Class of Australian diesel-electric locomotives

The 600 class are a class of diesel-electric locomotives manufactured by AE Goodwin, Auburn for the South Australian Railways between 1965 and 1970.

==History==
The 600 class were built by Alco's Australian licensee AE Goodwin, Auburn and are based on the Alco DL-541 model. Forty similar examples were built by AE Goodwin for the New South Wales Government Railways as the 45 class in 1962-64.

Two were built in April 1965 for use on standard gauge construction trains and with completion imminent, a further five were delivered in 1969/70. They were the only South Australian Railways diesels to never operate on the Broad Gauge. They primarily operated services between Broken Hill and Port Pirie. They later operated to Adelaide and Leigh Creek. In March 1978, the 600s were included in the transfer of South Australian Railways to Australian National.

From July 1982 until October 1985, some were hired to the State Rail Authority where they were based at Goulburn to operate freight services on the Main South and Illawarra lines. In 1986, a new computer system required the class leaders of the former South Australian Railways to be renumbered as the last member of the class, with 600 becoming 607.

============================================================

● **Work item A**
In the locomotive article, between which two places did the 600 class primarily operate services?
● **Work item B**
Edit the locomotive article from "From July 1982" to "600 becoming 607.", inclusive, replacing "freight services" with "goods services".
Nothing in the listing is needed here.

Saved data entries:
============================================================

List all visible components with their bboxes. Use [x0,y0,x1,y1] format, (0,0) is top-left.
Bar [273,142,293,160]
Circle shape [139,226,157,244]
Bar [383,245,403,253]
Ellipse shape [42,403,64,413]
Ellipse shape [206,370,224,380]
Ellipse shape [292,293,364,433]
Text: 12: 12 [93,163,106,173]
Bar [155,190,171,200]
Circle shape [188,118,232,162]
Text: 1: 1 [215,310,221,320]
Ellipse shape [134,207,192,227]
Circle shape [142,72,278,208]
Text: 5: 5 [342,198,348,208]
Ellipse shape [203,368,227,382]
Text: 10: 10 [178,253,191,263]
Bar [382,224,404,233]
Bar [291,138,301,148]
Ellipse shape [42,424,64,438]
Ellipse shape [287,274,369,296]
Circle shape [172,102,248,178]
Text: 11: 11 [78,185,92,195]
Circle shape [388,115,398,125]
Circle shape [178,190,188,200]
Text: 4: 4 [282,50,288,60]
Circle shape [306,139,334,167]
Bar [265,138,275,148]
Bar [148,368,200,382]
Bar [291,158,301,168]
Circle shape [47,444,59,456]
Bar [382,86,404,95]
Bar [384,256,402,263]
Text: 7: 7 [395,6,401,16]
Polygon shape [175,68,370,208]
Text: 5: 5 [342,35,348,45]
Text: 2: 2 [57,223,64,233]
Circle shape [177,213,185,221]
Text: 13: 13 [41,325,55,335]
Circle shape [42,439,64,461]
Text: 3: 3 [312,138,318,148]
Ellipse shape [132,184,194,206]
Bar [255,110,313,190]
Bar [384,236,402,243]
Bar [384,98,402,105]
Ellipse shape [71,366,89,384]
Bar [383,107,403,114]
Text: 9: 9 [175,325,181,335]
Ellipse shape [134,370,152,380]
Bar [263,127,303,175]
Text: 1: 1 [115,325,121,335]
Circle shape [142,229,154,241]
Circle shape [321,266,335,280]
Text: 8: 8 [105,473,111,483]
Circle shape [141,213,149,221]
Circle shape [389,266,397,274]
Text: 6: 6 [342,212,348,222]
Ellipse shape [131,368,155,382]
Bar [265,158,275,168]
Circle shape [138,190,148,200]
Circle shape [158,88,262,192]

============================================================

● **Final answer A**
Broken Hill and Port Pirie.

● **Final answer B**
From July 1982 until October 1985, some were hired to the State Rail Authority where they were based at Goulburn to operate goods services on the Main South and Illawarra lines. In 1986, a new computer system required the class leaders of the former South Australian Railways to be renumbered as the last member of the class, with 600 becoming 607.